_EXERCISE AIM_
Select every line containing the word "الإسهام" from the material, and copy those lines.

_RAW DATA_
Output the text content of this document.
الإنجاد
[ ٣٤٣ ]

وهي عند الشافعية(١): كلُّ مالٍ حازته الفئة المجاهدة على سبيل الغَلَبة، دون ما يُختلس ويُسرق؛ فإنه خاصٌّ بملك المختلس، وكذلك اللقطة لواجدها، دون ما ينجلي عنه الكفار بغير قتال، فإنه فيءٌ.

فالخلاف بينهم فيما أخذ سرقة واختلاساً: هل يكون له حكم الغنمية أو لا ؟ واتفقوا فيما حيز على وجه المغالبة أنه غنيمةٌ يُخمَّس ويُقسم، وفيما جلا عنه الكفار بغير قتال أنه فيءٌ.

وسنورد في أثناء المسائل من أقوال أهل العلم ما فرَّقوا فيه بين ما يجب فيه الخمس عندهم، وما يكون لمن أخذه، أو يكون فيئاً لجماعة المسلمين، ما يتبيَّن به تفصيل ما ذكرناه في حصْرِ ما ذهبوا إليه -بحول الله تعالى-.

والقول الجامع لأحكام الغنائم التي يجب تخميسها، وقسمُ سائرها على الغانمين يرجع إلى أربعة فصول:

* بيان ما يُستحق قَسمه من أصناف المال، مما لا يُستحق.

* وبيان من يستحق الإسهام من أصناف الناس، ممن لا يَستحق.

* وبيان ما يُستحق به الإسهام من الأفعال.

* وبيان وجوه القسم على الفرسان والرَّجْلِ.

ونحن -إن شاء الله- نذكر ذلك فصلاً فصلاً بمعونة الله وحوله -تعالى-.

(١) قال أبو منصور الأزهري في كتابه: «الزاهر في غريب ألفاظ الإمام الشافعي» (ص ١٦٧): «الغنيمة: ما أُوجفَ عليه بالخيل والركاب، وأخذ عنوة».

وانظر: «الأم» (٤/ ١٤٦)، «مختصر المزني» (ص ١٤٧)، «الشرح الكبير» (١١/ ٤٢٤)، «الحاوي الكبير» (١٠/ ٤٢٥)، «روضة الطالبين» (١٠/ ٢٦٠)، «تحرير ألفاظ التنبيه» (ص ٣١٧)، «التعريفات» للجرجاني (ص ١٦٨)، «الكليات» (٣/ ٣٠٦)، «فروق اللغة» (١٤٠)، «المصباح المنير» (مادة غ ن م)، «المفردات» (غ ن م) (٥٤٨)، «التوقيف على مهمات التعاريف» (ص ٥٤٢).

_CORRECT OUTPUT_
* وبيان من يستحق الإسهام من أصناف الناس، ممن لا يَستحق.
* وبيان ما يُستحق به الإسهام من الأفعال.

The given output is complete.